*Task prompt:*
Find the lines that include the string "Nodes" and report how many there are. Give no other text.

*Raw data:*
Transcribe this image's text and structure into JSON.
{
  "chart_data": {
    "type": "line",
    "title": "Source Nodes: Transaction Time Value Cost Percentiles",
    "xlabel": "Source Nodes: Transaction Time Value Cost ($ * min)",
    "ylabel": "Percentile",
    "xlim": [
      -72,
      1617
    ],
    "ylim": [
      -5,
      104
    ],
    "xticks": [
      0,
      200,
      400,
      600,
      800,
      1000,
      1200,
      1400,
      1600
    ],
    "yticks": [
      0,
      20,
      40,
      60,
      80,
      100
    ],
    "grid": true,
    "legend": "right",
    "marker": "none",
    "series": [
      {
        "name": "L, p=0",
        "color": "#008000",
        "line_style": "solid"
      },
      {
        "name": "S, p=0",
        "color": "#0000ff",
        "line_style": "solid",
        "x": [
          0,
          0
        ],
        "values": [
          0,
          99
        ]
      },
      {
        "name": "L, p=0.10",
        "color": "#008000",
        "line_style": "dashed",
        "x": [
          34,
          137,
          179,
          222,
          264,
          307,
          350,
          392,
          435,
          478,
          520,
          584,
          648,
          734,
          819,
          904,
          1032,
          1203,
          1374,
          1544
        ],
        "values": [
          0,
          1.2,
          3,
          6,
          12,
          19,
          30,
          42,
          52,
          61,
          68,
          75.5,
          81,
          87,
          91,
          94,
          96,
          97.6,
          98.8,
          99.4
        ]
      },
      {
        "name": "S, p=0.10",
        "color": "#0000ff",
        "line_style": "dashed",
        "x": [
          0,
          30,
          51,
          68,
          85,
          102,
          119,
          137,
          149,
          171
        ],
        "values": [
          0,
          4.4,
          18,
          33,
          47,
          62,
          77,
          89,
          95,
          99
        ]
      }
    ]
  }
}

==

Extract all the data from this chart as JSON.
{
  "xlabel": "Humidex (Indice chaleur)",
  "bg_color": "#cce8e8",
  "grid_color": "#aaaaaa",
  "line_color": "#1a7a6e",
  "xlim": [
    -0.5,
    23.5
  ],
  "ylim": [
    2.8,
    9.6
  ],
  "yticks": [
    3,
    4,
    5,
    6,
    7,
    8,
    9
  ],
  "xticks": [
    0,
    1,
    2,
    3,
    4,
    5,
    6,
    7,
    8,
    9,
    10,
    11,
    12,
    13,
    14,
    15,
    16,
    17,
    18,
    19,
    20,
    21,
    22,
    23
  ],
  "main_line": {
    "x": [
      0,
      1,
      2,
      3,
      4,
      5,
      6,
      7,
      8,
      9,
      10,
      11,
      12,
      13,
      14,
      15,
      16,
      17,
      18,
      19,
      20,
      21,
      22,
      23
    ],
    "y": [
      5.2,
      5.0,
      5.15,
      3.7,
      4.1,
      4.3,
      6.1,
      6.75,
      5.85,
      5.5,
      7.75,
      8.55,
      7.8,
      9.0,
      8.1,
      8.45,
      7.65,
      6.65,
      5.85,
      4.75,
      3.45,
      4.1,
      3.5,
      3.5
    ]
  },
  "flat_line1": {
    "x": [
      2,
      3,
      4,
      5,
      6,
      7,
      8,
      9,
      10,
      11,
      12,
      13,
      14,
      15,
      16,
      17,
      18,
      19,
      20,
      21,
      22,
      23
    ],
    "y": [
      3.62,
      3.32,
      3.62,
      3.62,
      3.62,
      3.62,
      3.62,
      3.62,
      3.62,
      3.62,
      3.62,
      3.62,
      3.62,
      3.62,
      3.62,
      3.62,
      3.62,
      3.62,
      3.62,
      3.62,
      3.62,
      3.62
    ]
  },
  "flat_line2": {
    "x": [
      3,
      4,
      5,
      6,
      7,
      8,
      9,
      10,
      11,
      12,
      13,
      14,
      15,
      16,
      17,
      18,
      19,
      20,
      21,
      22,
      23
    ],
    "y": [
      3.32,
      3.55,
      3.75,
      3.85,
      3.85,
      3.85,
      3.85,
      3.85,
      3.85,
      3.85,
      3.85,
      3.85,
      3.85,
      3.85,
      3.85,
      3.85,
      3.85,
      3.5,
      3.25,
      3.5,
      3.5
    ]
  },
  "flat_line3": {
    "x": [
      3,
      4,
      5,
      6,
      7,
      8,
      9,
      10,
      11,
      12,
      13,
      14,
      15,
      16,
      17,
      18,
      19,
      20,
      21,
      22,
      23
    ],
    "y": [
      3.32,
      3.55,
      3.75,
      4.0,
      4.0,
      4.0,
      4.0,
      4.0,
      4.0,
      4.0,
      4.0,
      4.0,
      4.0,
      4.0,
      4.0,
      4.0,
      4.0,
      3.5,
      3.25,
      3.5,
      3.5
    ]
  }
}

*Full solution:*
2